◆ **What you should do**: Reproduce every entry exactly as shown.

=-=-=

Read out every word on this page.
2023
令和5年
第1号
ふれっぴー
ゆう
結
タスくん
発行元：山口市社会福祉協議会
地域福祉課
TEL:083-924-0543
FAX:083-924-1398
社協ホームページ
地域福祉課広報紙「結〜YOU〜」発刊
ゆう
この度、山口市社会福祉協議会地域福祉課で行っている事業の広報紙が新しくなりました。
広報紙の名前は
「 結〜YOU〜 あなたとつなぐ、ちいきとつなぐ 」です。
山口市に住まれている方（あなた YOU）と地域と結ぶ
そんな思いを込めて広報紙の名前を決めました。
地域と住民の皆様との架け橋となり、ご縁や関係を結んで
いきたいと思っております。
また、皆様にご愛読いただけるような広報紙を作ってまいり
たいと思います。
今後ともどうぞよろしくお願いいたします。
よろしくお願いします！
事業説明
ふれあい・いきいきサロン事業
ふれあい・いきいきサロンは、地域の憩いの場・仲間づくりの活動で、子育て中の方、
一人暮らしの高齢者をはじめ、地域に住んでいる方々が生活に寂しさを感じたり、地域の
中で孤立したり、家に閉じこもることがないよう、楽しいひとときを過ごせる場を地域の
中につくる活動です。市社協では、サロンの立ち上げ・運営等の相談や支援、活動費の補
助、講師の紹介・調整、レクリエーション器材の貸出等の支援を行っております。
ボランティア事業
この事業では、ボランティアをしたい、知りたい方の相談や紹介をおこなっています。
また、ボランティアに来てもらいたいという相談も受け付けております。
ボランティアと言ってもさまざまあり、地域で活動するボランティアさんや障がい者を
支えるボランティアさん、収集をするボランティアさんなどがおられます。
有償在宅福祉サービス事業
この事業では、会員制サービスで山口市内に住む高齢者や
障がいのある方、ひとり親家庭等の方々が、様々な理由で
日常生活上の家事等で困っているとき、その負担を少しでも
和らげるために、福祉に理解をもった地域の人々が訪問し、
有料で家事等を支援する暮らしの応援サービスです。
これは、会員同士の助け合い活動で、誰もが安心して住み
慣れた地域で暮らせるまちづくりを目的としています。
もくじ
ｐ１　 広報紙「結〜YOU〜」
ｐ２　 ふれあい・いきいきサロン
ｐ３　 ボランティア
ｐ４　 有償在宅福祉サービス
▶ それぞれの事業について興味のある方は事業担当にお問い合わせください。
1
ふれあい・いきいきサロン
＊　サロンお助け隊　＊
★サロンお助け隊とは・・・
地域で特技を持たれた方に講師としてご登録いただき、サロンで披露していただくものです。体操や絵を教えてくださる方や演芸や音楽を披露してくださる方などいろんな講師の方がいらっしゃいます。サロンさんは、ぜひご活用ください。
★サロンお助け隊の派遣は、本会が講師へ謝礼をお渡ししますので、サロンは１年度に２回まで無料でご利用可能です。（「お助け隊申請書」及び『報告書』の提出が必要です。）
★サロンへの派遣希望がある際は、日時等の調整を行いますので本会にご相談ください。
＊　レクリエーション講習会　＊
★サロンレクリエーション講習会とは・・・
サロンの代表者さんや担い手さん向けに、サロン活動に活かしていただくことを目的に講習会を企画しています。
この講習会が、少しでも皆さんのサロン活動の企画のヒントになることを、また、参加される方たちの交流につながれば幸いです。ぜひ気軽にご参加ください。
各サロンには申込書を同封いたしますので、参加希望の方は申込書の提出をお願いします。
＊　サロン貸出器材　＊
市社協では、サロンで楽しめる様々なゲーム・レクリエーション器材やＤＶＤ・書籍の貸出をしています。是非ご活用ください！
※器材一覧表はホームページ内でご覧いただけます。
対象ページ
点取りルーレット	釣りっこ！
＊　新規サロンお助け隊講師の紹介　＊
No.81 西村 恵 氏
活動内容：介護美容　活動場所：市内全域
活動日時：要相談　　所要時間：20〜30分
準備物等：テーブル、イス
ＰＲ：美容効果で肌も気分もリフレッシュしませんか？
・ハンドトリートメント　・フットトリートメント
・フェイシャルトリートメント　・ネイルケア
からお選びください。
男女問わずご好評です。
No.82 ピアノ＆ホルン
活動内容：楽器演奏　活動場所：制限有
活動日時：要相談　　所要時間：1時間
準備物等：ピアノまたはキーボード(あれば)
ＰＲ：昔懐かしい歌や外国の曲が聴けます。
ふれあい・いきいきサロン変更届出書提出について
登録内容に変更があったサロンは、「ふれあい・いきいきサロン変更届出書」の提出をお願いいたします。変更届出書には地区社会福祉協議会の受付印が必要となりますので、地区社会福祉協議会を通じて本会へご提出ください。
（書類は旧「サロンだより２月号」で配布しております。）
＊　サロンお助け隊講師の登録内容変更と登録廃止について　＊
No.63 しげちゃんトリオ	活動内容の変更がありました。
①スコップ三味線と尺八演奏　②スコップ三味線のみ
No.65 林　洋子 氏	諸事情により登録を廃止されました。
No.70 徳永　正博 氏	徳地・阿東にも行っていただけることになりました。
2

=-=-=

◆ **Result of this task**:
Read out every word on this page.
2023
令和5年
第1号
ふれっぴー
ゆう
結
タスくん
発行元：山口市社会福祉協議会
地域福祉課
TEL:083-924-0543
FAX:083-924-1398
社協ホームページ
地域福祉課広報紙「結〜YOU〜」発刊
ゆう
この度、山口市社会福祉協議会地域福祉課で行っている事業の広報紙が新しくなりました。
広報紙の名前は
「 結〜YOU〜 あなたとつなぐ、ちいきとつなぐ 」です。
山口市に住まれている方（あなた YOU）と地域と結ぶ
そんな思いを込めて広報紙の名前を決めました。
地域と住民の皆様との架け橋となり、ご縁や関係を結んで
いきたいと思っております。
また、皆様にご愛読いただけるような広報紙を作ってまいり
たいと思います。
今後ともどうぞよろしくお願いいたします。
よろしくお願いします！
事業説明
ふれあい・いきいきサロン事業
ふれあい・いきいきサロンは、地域の憩いの場・仲間づくりの活動で、子育て中の方、
一人暮らしの高齢者をはじめ、地域に住んでいる方々が生活に寂しさを感じたり、地域の
中で孤立したり、家に閉じこもることがないよう、楽しいひとときを過ごせる場を地域の
中につくる活動です。市社協では、サロンの立ち上げ・運営等の相談や支援、活動費の補
助、講師の紹介・調整、レクリエーション器材の貸出等の支援を行っております。
ボランティア事業
この事業では、ボランティアをしたい、知りたい方の相談や紹介をおこなっています。
また、ボランティアに来てもらいたいという相談も受け付けております。
ボランティアと言ってもさまざまあり、地域で活動するボランティアさんや障がい者を
支えるボランティアさん、収集をするボランティアさんなどがおられます。
有償在宅福祉サービス事業
この事業では、会員制サービスで山口市内に住む高齢者や
障がいのある方、ひとり親家庭等の方々が、様々な理由で
日常生活上の家事等で困っているとき、その負担を少しでも
和らげるために、福祉に理解をもった地域の人々が訪問し、
有料で家事等を支援する暮らしの応援サービスです。
これは、会員同士の助け合い活動で、誰もが安心して住み
慣れた地域で暮らせるまちづくりを目的としています。
もくじ
ｐ１　 広報紙「結〜YOU〜」
ｐ２　 ふれあい・いきいきサロン
ｐ３　 ボランティア
ｐ４　 有償在宅福祉サービス
▶ それぞれの事業について興味のある方は事業担当にお問い合わせください。
1
ふれあい・いきいきサロン
＊　サロンお助け隊　＊
★サロンお助け隊とは・・・
地域で特技を持たれた方に講師としてご登録いただき、サロンで披露していただくものです。体操や絵を教えてくださる方や演芸や音楽を披露してくださる方などいろんな講師の方がいらっしゃいます。サロンさんは、ぜひご活用ください。
★サロンお助け隊の派遣は、本会が講師へ謝礼をお渡ししますので、サロンは１年度に２回まで無料でご利用可能です。（「お助け隊申請書」及び『報告書』の提出が必要です。）
★サロンへの派遣希望がある際は、日時等の調整を行いますので本会にご相談ください。
＊　レクリエーション講習会　＊
★サロンレクリエーション講習会とは・・・
サロンの代表者さんや担い手さん向けに、サロン活動に活かしていただくことを目的に講習会を企画しています。
この講習会が、少しでも皆さんのサロン活動の企画のヒントになることを、また、参加される方たちの交流につながれば幸いです。ぜひ気軽にご参加ください。
各サロンには申込書を同封いたしますので、参加希望の方は申込書の提出をお願いします。
＊　サロン貸出器材　＊
市社協では、サロンで楽しめる様々なゲーム・レクリエーション器材やＤＶＤ・書籍の貸出をしています。是非ご活用ください！
※器材一覧表はホームページ内でご覧いただけます。
対象ページ
点取りルーレット	釣りっこ！
＊　新規サロンお助け隊講師の紹介　＊
No.81 西村 恵 氏
活動内容：介護美容　活動場所：市内全域
活動日時：要相談　　所要時間：20〜30分
準備物等：テーブル、イス
ＰＲ：美容効果で肌も気分もリフレッシュしませんか？
・ハンドトリートメント　・フットトリートメント
・フェイシャルトリートメント　・ネイルケア
からお選びください。
男女問わずご好評です。
No.82 ピアノ＆ホルン
活動内容：楽器演奏　活動場所：制限有
活動日時：要相談　　所要時間：1時間
準備物等：ピアノまたはキーボード(あれば)
ＰＲ：昔懐かしい歌や外国の曲が聴けます。
ふれあい・いきいきサロン変更届出書提出について
登録内容に変更があったサロンは、「ふれあい・いきいきサロン変更届出書」の提出をお願いいたします。変更届出書には地区社会福祉協議会の受付印が必要となりますので、地区社会福祉協議会を通じて本会へご提出ください。
（書類は旧「サロンだより２月号」で配布しております。）
＊　サロンお助け隊講師の登録内容変更と登録廃止について　＊
No.63 しげちゃんトリオ	活動内容の変更がありました。
①スコップ三味線と尺八演奏　②スコップ三味線のみ
No.65 林　洋子 氏	諸事情により登録を廃止されました。
No.70 徳永　正博 氏	徳地・阿東にも行っていただけることになりました。
2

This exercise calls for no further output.